(Extracts from a graphics dataset)
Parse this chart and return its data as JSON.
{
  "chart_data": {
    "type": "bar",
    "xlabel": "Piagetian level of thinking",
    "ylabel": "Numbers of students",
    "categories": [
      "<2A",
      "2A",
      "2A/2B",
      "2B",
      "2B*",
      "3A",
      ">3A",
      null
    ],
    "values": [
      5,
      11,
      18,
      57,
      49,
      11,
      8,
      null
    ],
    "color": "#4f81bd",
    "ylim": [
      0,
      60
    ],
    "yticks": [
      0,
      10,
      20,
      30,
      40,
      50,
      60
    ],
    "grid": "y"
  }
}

• _STATED PROBLEM_
Give the material above again, word for word.

• _THE RESULT_
Parse this chart and return its data as JSON.
{
  "chart_data": {
    "type": "bar",
    "xlabel": "Piagetian level of thinking",
    "ylabel": "Numbers of students",
    "categories": [
      "<2A",
      "2A",
      "2A/2B",
      "2B",
      "2B*",
      "3A",
      ">3A",
      null
    ],
    "values": [
      5,
      11,
      18,
      57,
      49,
      11,
      8,
      null
    ],
    "color": "#4f81bd",
    "ylim": [
      0,
      60
    ],
    "yticks": [
      0,
      10,
      20,
      30,
      40,
      50,
      60
    ],
    "grid": "y"
  }
}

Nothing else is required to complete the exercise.